** Exercise aim **
Note each line where "only" appears, and copy it.

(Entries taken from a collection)

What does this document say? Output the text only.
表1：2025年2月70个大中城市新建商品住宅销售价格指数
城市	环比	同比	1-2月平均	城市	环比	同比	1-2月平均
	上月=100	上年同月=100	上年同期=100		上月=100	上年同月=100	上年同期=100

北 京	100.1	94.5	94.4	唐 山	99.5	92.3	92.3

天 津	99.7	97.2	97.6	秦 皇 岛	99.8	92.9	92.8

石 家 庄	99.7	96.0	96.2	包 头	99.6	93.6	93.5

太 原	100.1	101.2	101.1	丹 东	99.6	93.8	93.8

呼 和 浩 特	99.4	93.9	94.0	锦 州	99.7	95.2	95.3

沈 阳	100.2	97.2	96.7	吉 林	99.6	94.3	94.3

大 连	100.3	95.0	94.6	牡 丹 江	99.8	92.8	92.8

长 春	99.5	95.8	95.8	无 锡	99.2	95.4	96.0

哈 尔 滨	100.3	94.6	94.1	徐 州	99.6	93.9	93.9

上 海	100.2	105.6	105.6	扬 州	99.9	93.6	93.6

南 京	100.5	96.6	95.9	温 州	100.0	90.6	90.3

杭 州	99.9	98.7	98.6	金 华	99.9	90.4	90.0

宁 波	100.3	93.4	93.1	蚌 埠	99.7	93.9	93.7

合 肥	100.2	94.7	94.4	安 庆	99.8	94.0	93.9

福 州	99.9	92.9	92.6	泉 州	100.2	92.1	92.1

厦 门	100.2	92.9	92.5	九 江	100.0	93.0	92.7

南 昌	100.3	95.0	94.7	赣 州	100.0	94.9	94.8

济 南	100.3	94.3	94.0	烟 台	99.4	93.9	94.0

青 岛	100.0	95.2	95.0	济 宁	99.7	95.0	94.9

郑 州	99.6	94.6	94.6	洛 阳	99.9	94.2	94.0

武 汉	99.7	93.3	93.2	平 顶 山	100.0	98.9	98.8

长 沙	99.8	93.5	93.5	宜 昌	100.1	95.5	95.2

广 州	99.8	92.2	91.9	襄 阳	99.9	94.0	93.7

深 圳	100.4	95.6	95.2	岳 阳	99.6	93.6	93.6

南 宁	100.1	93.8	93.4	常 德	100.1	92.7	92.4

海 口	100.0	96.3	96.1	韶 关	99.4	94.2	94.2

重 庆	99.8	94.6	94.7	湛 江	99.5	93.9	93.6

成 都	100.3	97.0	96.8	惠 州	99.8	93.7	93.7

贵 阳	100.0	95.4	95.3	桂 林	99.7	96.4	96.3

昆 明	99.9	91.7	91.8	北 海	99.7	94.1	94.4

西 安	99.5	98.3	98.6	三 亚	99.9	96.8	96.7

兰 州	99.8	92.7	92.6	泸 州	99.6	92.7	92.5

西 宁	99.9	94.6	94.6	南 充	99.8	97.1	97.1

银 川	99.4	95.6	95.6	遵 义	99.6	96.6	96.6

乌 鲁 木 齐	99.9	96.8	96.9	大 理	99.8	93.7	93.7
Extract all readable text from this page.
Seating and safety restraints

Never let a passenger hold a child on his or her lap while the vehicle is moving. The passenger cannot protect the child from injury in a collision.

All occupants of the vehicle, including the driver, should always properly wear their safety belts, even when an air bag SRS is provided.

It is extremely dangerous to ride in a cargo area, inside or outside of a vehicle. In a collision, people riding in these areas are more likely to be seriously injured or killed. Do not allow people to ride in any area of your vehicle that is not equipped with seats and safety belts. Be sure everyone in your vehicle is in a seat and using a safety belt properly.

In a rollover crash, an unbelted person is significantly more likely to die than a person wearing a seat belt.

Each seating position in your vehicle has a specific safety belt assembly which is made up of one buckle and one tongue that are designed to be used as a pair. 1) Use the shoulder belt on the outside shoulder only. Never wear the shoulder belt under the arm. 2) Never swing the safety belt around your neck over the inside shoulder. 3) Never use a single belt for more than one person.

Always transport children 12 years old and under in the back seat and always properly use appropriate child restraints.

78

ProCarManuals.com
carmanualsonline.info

** Solution **
What does this document say? Output the text only.
Each seating position in your vehicle has a specific safety belt assembly which is made up of one buckle and one tongue that are designed to be used as a pair. 1) Use the shoulder belt on the outside shoulder only. Never wear the shoulder belt under the arm. 2) Never swing the safety belt around your neck over the inside shoulder. 3) Never use a single belt for more than one person.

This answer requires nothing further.